▶ **MATERIAL TO PROCESS**:
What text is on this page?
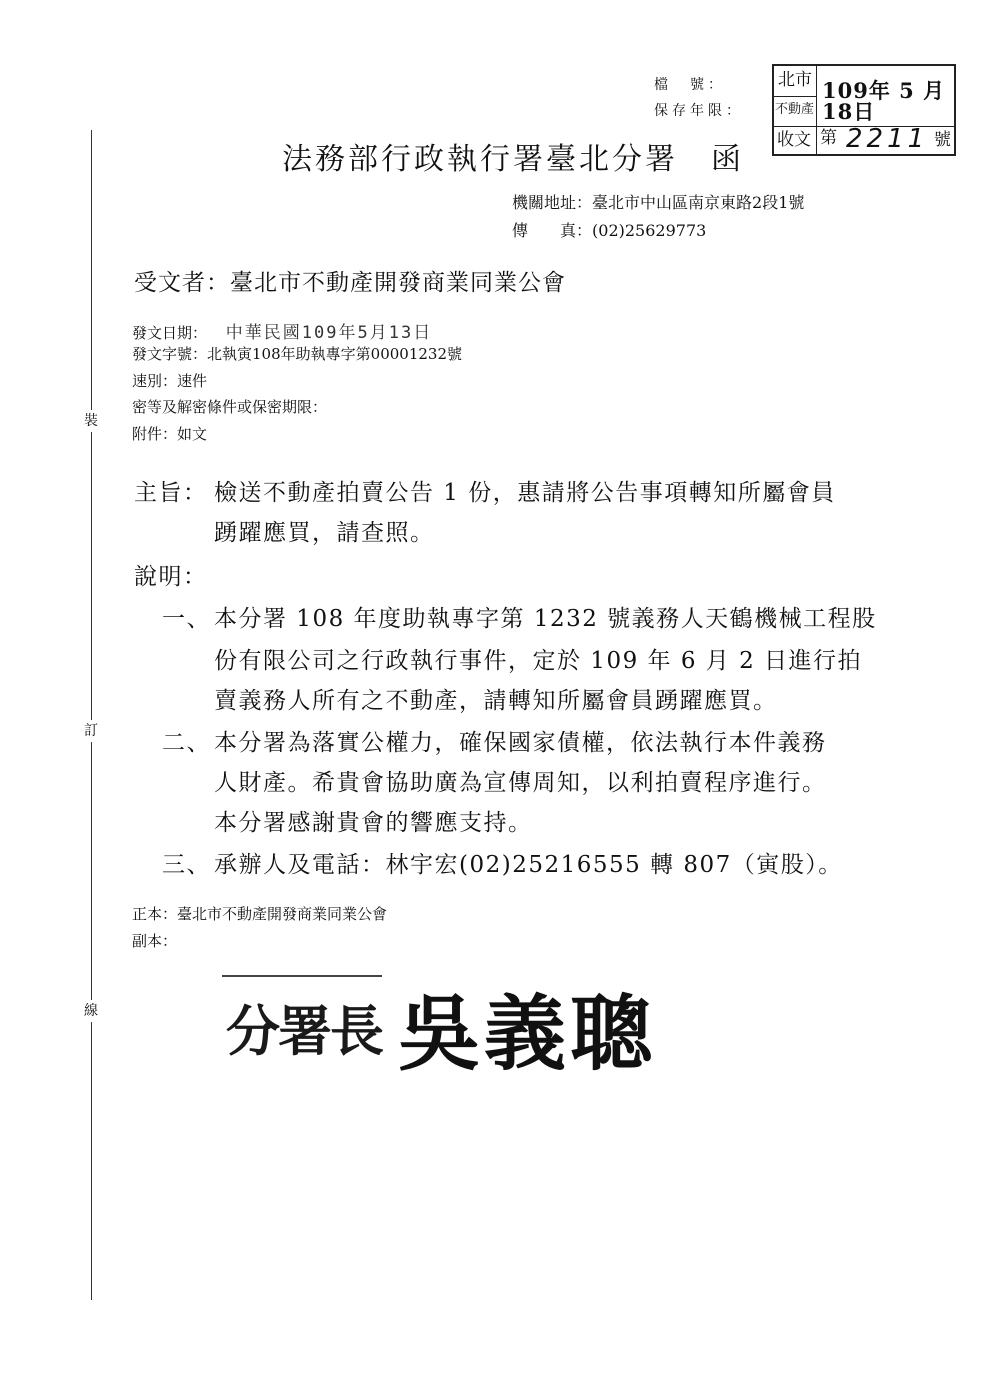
裝
訂
線
檔　號：
保存年限：
北市
不動產
收文
109年 5 月18日
第 2211 號
法務部行政執行署臺北分署　函
機關地址：臺北市中山區南京東路2段1號
傳　　真：(02)25629773
受文者：臺北市不動產開發商業同業公會
發文日期： 中華民國109年5月13日
發文字號：北執寅108年助執專字第00001232號
速別：速件
密等及解密條件或保密期限：
附件：如文
主旨： 檢送不動產拍賣公告 1 份，惠請將公告事項轉知所屬會員
踴躍應買，請查照。
說明：
一、 本分署 108 年度助執專字第 1232 號義務人天鶴機械工程股
份有限公司之行政執行事件，定於 109 年 6 月 2 日進行拍
賣義務人所有之不動產，請轉知所屬會員踴躍應買。
二、 本分署為落實公權力，確保國家債權，依法執行本件義務
人財產。希貴會協助廣為宣傳周知，以利拍賣程序進行。
本分署感謝貴會的響應支持。
三、 承辦人及電話：林宇宏(02)25216555 轉 807（寅股）。
正本：臺北市不動產開發商業同業公會
副本：
分署長 吳義聰
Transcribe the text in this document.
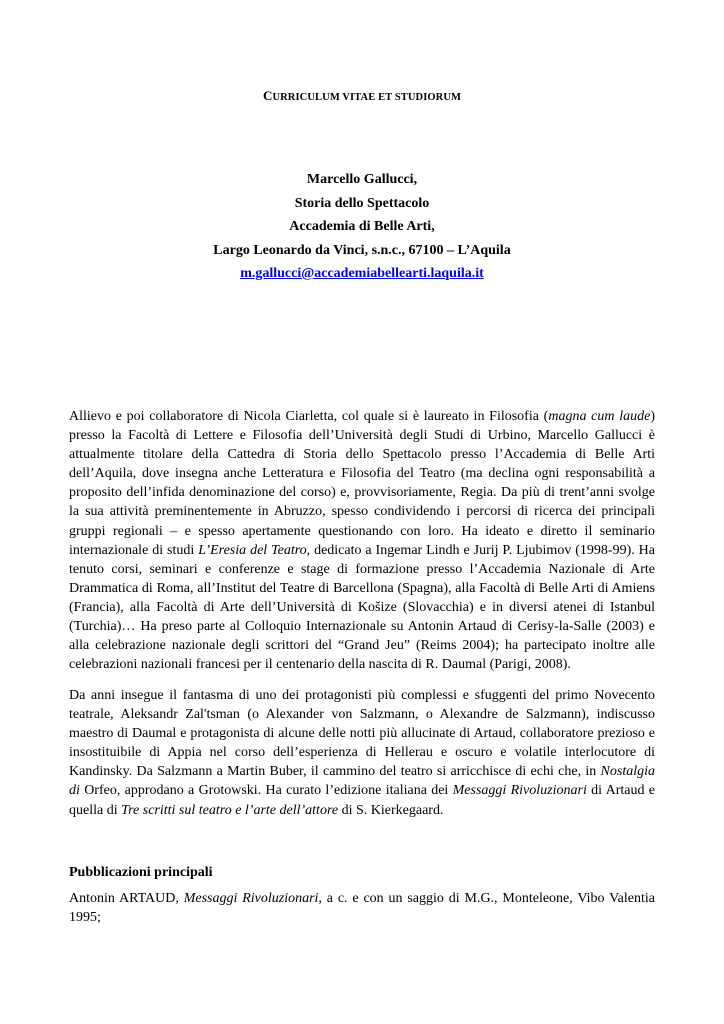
CURRICULUM VITAE ET STUDIORUM
Marcello Gallucci,
Storia dello Spettacolo
Accademia di Belle Arti,
Largo Leonardo da Vinci, s.n.c., 67100 – L’Aquila
m.gallucci@accademiabellearti.laquila.it

Allievo e poi collaboratore di Nicola Ciarletta, col quale si è laureato in Filosofia (magna cum laude) presso la Facoltà di Lettere e Filosofia dell’Università degli Studi di Urbino, Marcello Gallucci è attualmente titolare della Cattedra di Storia dello Spettacolo presso l’Accademia di Belle Arti dell’Aquila, dove insegna anche Letteratura e Filosofia del Teatro (ma declina ogni responsabilità a proposito dell’infida denominazione del corso) e, provvisoriamente, Regia. Da più di trent’anni svolge la sua attività preminentemente in Abruzzo, spesso condividendo i percorsi di ricerca dei principali gruppi regionali – e spesso apertamente questionando con loro. Ha ideato e diretto il seminario internazionale di studi L’Eresia del Teatro, dedicato a Ingemar Lindh e Jurij P. Ljubimov (1998-99). Ha tenuto corsi, seminari e conferenze e stage di formazione presso l’Accademia Nazionale di Arte Drammatica di Roma, all’Institut del Teatre di Barcellona (Spagna), alla Facoltà di Belle Arti di Amiens (Francia), alla Facoltà di Arte dell’Università di Košize (Slovacchia) e in diversi atenei di Istanbul (Turchia)… Ha preso parte al Colloquio Internazionale su Antonin Artaud di Cerisy-la-Salle (2003) e alla celebrazione nazionale degli scrittori del “Grand Jeu” (Reims 2004); ha partecipato inoltre alle celebrazioni nazionali francesi per il centenario della nascita di R. Daumal (Parigi, 2008).

Da anni insegue il fantasma di uno dei protagonisti più complessi e sfuggenti del primo Novecento teatrale, Aleksandr Zal'tsman (o Alexander von Salzmann, o Alexandre de Salzmann), indiscusso maestro di Daumal e protagonista di alcune delle notti più allucinate di Artaud, collaboratore prezioso e insostituibile di Appia nel corso dell’esperienza di Hellerau e oscuro e volatile interlocutore di Kandinsky. Da Salzmann a Martin Buber, il cammino del teatro si arricchisce di echi che, in Nostalgia di Orfeo, approdano a Grotowski. Ha curato l’edizione italiana dei Messaggi Rivoluzionari di Artaud e quella di Tre scritti sul teatro e l’arte dell’attore di S. Kierkegaard.

Pubblicazioni principali

Antonin ARTAUD, Messaggi Rivoluzionari, a c. e con un saggio di M.G., Monteleone, Vibo Valentia 1995;
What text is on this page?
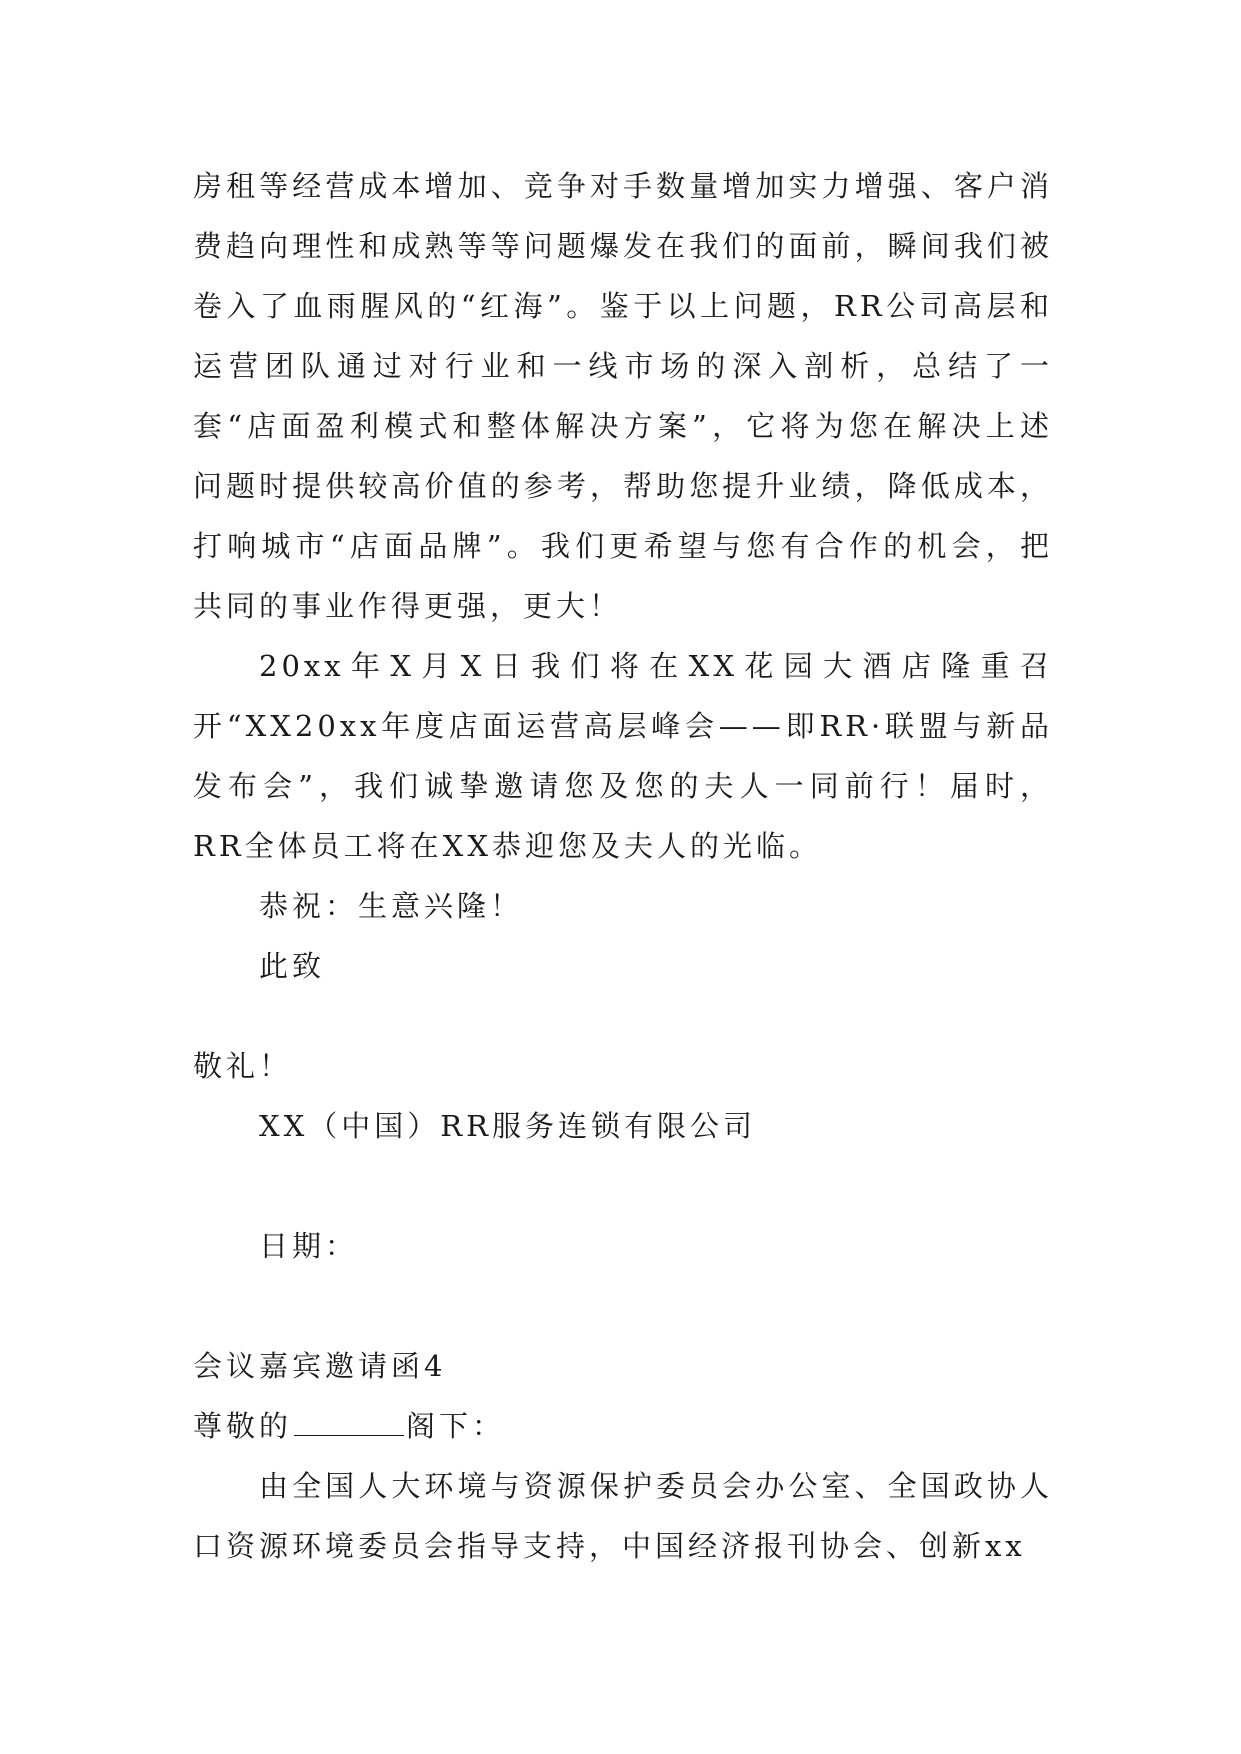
房租等经营成本增加、竞争对手数量增加实力增强、客户消费趋向理性和成熟等等问题爆发在我们的面前，瞬间我们被卷入了血雨腥风的“红海”。鉴于以上问题，RR公司高层和运营团队通过对行业和一线市场的深入剖析，总结了一套“店面盈利模式和整体解决方案”，它将为您在解决上述问题时提供较高价值的参考，帮助您提升业绩，降低成本，打响城市“店面品牌”。我们更希望与您有合作的机会，把共同的事业作得更强，更大！

20xx年X月X日我们将在XX花园大酒店隆重召开“XX20xx年度店面运营高层峰会——即RR·联盟与新品发布会”，我们诚挚邀请您及您的夫人一同前行！届时，RR全体员工将在XX恭迎您及夫人的光临。

恭祝：生意兴隆！

此致

敬礼！

XX（中国）RR服务连锁有限公司

日期：

会议嘉宾邀请函4

尊敬的	阁下：

由全国人大环境与资源保护委员会办公室、全国政协人口资源环境委员会指导支持，中国经济报刊协会、创新xx
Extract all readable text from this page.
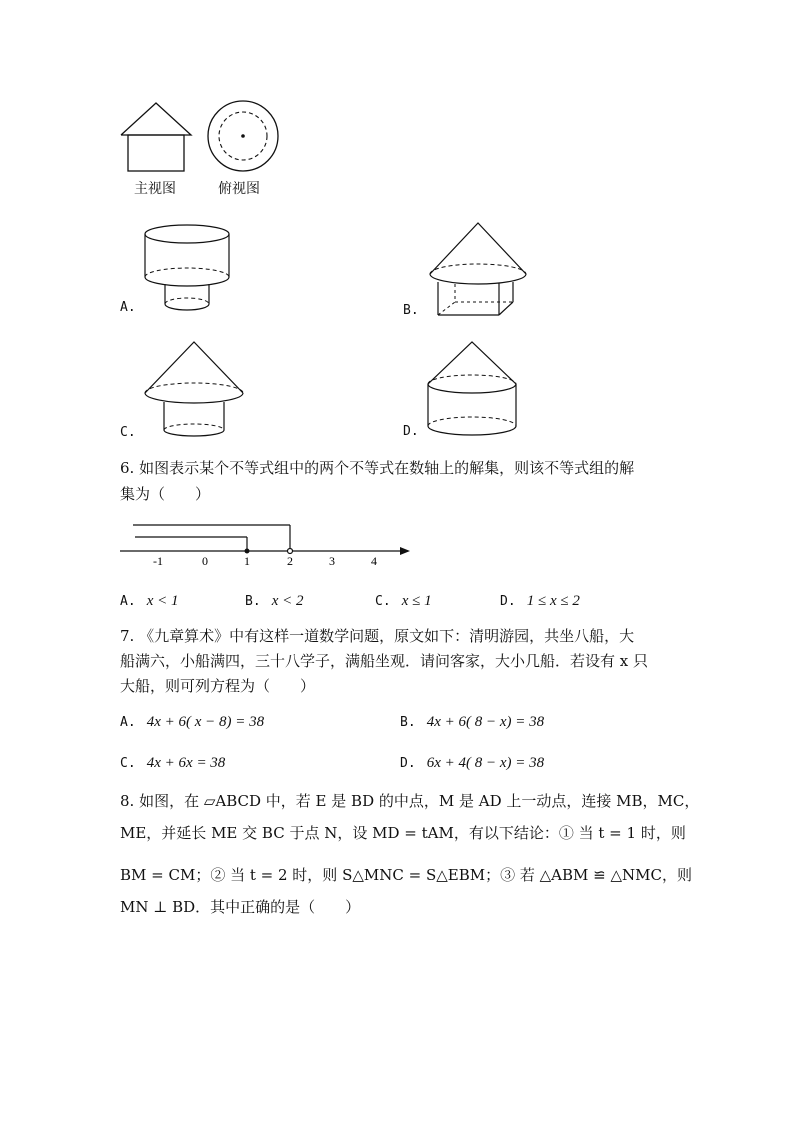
主视图	俯视图
A.	B.
C.	D.
6. 如图表示某个不等式组中的两个不等式在数轴上的解集，则该不等式组的解
集为（　　）
-1	0	1	2	3	4
A. x < 1	B. x < 2	C. x ≤ 1	D. 1 ≤ x ≤ 2
7. 《九章算术》中有这样一道数学问题，原文如下：清明游园，共坐八船，大
船满六，小船满四，三十八学子，满船坐观．请问客家，大小几船．若设有 x 只
大船，则可列方程为（　　）
A. 4x + 6( x − 8) = 38	B. 4x + 6( 8 − x) = 38
C. 4x + 6x = 38	D. 6x + 4( 8 − x) = 38
8. 如图，在 ▱ABCD 中，若 E 是 BD 的中点，M 是 AD 上一动点，连接 MB，MC，
ME，并延长 ME 交 BC 于点 N，设 MD = tAM，有以下结论：① 当 t = 1 时，则
BM = CM；② 当 t = 2 时，则 S△MNC = S△EBM；③ 若 △ABM ≌ △NMC，则
MN ⊥ BD．其中正确的是（　　）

▶ **TASK GOAL**: Reproduce the entries above word for word. Pictures stay out.

▶ **WRITTEN REPLY**:
What text is on this page?
裝
訂
線
檔　號：
保存年限：
北市
不動產
收文
109年 5 月18日
第 2211 號
法務部行政執行署臺北分署　函
機關地址：臺北市中山區南京東路2段1號
傳　　真：(02)25629773
受文者：臺北市不動產開發商業同業公會
發文日期： 中華民國109年5月13日
發文字號：北執寅108年助執專字第00001232號
速別：速件
密等及解密條件或保密期限：
附件：如文
主旨： 檢送不動產拍賣公告 1 份，惠請將公告事項轉知所屬會員
踴躍應買，請查照。
說明：
一、 本分署 108 年度助執專字第 1232 號義務人天鶴機械工程股
份有限公司之行政執行事件，定於 109 年 6 月 2 日進行拍
賣義務人所有之不動產，請轉知所屬會員踴躍應買。
二、 本分署為落實公權力，確保國家債權，依法執行本件義務
人財產。希貴會協助廣為宣傳周知，以利拍賣程序進行。
本分署感謝貴會的響應支持。
三、 承辦人及電話：林宇宏(02)25216555 轉 807（寅股）。
正本：臺北市不動產開發商業同業公會
副本：
分署長 吳義聰
Transcribe the text in this document.
CURRICULUM VITAE ET STUDIORUM
Marcello Gallucci,
Storia dello Spettacolo
Accademia di Belle Arti,
Largo Leonardo da Vinci, s.n.c., 67100 – L’Aquila
m.gallucci@accademiabellearti.laquila.it

Allievo e poi collaboratore di Nicola Ciarletta, col quale si è laureato in Filosofia (magna cum laude) presso la Facoltà di Lettere e Filosofia dell’Università degli Studi di Urbino, Marcello Gallucci è attualmente titolare della Cattedra di Storia dello Spettacolo presso l’Accademia di Belle Arti dell’Aquila, dove insegna anche Letteratura e Filosofia del Teatro (ma declina ogni responsabilità a proposito dell’infida denominazione del corso) e, provvisoriamente, Regia. Da più di trent’anni svolge la sua attività preminentemente in Abruzzo, spesso condividendo i percorsi di ricerca dei principali gruppi regionali – e spesso apertamente questionando con loro. Ha ideato e diretto il seminario internazionale di studi L’Eresia del Teatro, dedicato a Ingemar Lindh e Jurij P. Ljubimov (1998-99). Ha tenuto corsi, seminari e conferenze e stage di formazione presso l’Accademia Nazionale di Arte Drammatica di Roma, all’Institut del Teatre di Barcellona (Spagna), alla Facoltà di Belle Arti di Amiens (Francia), alla Facoltà di Arte dell’Università di Košize (Slovacchia) e in diversi atenei di Istanbul (Turchia)… Ha preso parte al Colloquio Internazionale su Antonin Artaud di Cerisy-la-Salle (2003) e alla celebrazione nazionale degli scrittori del “Grand Jeu” (Reims 2004); ha partecipato inoltre alle celebrazioni nazionali francesi per il centenario della nascita di R. Daumal (Parigi, 2008).

Da anni insegue il fantasma di uno dei protagonisti più complessi e sfuggenti del primo Novecento teatrale, Aleksandr Zal'tsman (o Alexander von Salzmann, o Alexandre de Salzmann), indiscusso maestro di Daumal e protagonista di alcune delle notti più allucinate di Artaud, collaboratore prezioso e insostituibile di Appia nel corso dell’esperienza di Hellerau e oscuro e volatile interlocutore di Kandinsky. Da Salzmann a Martin Buber, il cammino del teatro si arricchisce di echi che, in Nostalgia di Orfeo, approdano a Grotowski. Ha curato l’edizione italiana dei Messaggi Rivoluzionari di Artaud e quella di Tre scritti sul teatro e l’arte dell’attore di S. Kierkegaard.

Pubblicazioni principali

Antonin ARTAUD, Messaggi Rivoluzionari, a c. e con un saggio di M.G., Monteleone, Vibo Valentia 1995;
What text is on this page?
房租等经营成本增加、竞争对手数量增加实力增强、客户消费趋向理性和成熟等等问题爆发在我们的面前，瞬间我们被卷入了血雨腥风的“红海”。鉴于以上问题，RR公司高层和运营团队通过对行业和一线市场的深入剖析，总结了一套“店面盈利模式和整体解决方案”，它将为您在解决上述问题时提供较高价值的参考，帮助您提升业绩，降低成本，打响城市“店面品牌”。我们更希望与您有合作的机会，把共同的事业作得更强，更大！

20xx年X月X日我们将在XX花园大酒店隆重召开“XX20xx年度店面运营高层峰会——即RR·联盟与新品发布会”，我们诚挚邀请您及您的夫人一同前行！届时，RR全体员工将在XX恭迎您及夫人的光临。

恭祝：生意兴隆！

此致

敬礼！

XX（中国）RR服务连锁有限公司

日期：

会议嘉宾邀请函4

尊敬的	阁下：

由全国人大环境与资源保护委员会办公室、全国政协人口资源环境委员会指导支持，中国经济报刊协会、创新xx
Extract all readable text from this page.
主视图	俯视图
A.	B.
C.	D.
6. 如图表示某个不等式组中的两个不等式在数轴上的解集，则该不等式组的解
集为（　　）
-1	0	1	2	3	4
A. x < 1	B. x < 2	C. x ≤ 1	D. 1 ≤ x ≤ 2
7. 《九章算术》中有这样一道数学问题，原文如下：清明游园，共坐八船，大
船满六，小船满四，三十八学子，满船坐观．请问客家，大小几船．若设有 x 只
大船，则可列方程为（　　）
A. 4x + 6( x − 8) = 38	B. 4x + 6( 8 − x) = 38
C. 4x + 6x = 38	D. 6x + 4( 8 − x) = 38
8. 如图，在 ▱ABCD 中，若 E 是 BD 的中点，M 是 AD 上一动点，连接 MB，MC，
ME，并延长 ME 交 BC 于点 N，设 MD = tAM，有以下结论：① 当 t = 1 时，则
BM = CM；② 当 t = 2 时，则 S△MNC = S△EBM；③ 若 △ABM ≌ △NMC，则
MN ⊥ BD．其中正确的是（　　）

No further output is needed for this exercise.